REQUIREMENT:
All lines holding the string "Activities" are to be shown.
### STORED RECORDS ###
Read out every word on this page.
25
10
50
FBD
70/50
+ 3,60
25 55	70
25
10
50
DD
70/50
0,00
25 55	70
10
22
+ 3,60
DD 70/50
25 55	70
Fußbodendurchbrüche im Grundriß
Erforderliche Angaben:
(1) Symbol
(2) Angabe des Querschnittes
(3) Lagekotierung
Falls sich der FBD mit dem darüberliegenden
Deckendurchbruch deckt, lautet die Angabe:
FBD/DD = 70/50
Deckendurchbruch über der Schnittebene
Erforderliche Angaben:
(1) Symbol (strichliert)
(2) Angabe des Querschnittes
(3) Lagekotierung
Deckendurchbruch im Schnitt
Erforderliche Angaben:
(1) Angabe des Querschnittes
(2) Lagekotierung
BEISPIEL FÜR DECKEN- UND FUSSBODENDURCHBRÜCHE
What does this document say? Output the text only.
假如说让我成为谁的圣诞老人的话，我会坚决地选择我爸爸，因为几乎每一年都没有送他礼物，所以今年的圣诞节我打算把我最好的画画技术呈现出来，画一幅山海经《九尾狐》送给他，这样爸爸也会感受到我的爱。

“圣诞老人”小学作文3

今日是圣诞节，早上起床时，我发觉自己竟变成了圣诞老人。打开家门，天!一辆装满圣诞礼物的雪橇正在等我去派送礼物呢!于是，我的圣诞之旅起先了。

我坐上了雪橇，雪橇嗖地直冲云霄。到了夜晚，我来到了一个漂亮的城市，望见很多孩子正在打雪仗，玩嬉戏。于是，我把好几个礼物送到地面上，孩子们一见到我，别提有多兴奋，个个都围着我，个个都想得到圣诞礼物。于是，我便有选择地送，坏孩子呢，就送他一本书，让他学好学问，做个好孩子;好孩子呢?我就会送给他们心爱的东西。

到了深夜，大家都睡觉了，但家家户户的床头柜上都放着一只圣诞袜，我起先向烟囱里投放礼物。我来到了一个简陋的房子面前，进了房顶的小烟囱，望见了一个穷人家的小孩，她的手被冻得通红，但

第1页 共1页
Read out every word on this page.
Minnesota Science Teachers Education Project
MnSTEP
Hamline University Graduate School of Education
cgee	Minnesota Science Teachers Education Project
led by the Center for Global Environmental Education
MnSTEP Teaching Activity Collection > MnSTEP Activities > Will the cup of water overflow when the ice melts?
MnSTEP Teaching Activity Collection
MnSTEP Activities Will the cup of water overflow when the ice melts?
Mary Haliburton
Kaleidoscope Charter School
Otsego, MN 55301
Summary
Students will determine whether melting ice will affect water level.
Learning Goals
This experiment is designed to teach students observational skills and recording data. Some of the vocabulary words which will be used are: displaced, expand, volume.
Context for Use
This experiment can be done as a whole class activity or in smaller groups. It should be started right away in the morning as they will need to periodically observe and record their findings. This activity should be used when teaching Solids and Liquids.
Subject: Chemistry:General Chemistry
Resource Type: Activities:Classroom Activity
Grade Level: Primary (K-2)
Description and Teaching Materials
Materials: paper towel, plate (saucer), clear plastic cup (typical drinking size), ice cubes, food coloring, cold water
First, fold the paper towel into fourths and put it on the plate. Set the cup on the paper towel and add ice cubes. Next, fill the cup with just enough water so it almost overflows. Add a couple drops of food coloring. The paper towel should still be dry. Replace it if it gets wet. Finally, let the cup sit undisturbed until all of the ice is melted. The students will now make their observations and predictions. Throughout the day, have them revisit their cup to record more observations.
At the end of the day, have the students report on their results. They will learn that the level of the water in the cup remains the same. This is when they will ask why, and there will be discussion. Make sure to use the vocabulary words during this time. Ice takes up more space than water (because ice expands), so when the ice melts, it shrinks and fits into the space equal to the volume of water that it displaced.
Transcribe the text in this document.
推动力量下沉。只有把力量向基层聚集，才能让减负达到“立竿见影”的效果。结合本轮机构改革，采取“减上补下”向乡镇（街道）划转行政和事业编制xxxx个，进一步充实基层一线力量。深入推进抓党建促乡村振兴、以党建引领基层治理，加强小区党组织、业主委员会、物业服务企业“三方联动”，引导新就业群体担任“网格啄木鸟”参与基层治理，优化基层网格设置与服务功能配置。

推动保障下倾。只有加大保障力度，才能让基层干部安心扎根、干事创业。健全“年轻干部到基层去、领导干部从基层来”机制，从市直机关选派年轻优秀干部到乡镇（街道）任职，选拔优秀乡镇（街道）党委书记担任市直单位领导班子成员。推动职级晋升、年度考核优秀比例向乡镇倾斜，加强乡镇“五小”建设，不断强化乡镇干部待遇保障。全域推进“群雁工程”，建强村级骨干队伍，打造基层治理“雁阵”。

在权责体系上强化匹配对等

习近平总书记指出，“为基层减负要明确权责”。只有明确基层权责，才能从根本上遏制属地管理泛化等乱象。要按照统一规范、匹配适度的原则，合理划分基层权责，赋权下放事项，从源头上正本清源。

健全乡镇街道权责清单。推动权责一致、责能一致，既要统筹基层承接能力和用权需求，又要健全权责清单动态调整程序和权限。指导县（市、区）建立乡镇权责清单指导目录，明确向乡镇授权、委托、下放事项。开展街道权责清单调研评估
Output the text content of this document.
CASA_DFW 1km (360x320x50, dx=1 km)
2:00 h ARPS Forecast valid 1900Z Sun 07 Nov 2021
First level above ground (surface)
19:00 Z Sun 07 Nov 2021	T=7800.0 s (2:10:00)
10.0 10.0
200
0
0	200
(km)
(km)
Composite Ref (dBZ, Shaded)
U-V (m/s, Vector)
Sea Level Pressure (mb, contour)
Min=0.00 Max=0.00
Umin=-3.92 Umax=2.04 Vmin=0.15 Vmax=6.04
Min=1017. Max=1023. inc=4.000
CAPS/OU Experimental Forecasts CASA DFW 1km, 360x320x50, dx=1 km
###
PROBLEM SOLUTION:
MnSTEP Teaching Activity Collection > MnSTEP Activities > Will the cup of water overflow when the ice melts?
MnSTEP Activities Will the cup of water overflow when the ice melts?
Resource Type: Activities:Classroom Activity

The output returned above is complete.